§ **SET TASK**
Lines containing the word "name" are to be located and copied.
[start of THE INPUT]
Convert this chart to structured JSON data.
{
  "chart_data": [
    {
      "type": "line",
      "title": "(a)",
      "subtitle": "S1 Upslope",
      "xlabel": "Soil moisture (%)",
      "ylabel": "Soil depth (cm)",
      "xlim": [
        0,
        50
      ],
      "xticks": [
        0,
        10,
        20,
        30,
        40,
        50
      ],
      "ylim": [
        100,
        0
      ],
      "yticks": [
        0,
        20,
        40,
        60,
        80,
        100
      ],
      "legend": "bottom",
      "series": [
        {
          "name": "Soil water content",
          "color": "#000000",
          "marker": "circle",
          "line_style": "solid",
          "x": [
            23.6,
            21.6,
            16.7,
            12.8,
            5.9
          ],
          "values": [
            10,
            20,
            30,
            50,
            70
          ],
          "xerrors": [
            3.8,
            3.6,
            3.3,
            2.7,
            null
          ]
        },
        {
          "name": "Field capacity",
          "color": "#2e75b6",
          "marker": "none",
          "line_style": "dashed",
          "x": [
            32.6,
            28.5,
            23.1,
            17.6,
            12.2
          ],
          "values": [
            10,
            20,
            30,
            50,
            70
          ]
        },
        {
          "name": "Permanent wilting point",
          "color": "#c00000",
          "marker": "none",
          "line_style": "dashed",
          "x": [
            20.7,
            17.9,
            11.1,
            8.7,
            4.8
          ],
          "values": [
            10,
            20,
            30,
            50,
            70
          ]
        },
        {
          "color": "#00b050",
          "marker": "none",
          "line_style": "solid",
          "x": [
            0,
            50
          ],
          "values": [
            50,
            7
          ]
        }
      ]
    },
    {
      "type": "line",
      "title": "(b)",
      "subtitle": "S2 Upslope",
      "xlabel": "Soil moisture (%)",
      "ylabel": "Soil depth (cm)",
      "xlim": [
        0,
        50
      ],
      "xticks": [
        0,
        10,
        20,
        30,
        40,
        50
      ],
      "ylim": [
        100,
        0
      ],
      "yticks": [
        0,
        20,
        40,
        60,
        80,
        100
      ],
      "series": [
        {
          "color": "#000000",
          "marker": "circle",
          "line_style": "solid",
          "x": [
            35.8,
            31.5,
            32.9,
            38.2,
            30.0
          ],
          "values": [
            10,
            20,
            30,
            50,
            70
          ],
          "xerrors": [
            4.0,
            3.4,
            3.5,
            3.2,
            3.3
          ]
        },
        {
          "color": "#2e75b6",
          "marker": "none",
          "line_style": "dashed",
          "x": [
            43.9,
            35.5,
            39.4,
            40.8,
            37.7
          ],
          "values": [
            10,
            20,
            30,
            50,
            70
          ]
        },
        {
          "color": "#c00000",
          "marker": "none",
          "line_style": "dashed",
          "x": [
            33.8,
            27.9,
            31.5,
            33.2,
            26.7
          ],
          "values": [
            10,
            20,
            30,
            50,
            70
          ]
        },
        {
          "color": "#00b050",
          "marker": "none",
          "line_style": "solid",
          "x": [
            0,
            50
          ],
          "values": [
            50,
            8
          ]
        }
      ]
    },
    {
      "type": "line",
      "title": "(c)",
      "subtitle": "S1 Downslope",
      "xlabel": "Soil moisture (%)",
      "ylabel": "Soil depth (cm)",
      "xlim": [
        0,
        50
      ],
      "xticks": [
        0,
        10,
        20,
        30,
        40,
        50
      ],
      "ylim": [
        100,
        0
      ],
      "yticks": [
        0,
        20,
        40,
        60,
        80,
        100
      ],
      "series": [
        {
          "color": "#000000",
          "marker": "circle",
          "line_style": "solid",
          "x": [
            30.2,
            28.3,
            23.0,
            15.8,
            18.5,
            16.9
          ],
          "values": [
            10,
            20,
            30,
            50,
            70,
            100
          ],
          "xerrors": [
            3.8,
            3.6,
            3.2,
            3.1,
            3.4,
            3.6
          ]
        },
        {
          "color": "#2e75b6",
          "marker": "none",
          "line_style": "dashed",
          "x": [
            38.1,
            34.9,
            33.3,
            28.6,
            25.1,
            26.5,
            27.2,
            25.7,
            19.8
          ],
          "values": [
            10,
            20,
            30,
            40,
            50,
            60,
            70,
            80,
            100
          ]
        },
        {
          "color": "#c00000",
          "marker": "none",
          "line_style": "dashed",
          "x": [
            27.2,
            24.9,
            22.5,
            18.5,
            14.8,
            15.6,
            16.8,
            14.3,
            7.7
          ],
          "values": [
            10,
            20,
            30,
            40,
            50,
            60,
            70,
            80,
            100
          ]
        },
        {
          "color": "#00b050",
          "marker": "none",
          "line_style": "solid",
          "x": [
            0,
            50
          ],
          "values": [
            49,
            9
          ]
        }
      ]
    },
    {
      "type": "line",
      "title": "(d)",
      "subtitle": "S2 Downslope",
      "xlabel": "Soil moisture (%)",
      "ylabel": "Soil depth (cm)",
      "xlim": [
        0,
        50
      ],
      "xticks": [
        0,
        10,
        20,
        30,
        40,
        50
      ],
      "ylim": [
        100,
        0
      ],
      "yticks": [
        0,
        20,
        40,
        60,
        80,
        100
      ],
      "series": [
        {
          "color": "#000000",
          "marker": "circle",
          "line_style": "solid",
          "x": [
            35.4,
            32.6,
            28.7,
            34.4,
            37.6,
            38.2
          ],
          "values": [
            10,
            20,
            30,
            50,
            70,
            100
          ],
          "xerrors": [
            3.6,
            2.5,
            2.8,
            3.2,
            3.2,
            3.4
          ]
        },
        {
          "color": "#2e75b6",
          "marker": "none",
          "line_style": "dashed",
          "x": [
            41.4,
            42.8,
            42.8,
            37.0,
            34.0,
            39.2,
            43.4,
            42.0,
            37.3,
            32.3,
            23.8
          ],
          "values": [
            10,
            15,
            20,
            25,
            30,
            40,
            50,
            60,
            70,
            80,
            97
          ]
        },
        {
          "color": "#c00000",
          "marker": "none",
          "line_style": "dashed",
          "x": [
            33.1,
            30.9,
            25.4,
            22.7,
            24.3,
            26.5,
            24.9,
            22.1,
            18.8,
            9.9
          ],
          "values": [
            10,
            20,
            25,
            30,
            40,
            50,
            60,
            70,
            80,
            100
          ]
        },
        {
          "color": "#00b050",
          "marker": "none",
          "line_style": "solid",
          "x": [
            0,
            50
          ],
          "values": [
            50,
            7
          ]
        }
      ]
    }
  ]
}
[end of THE INPUT]
§ **SOLUTION TO THE PROBLEM**
          "name": "Soil water content",
          "name": "Field capacity",
          "name": "Permanent wilting point",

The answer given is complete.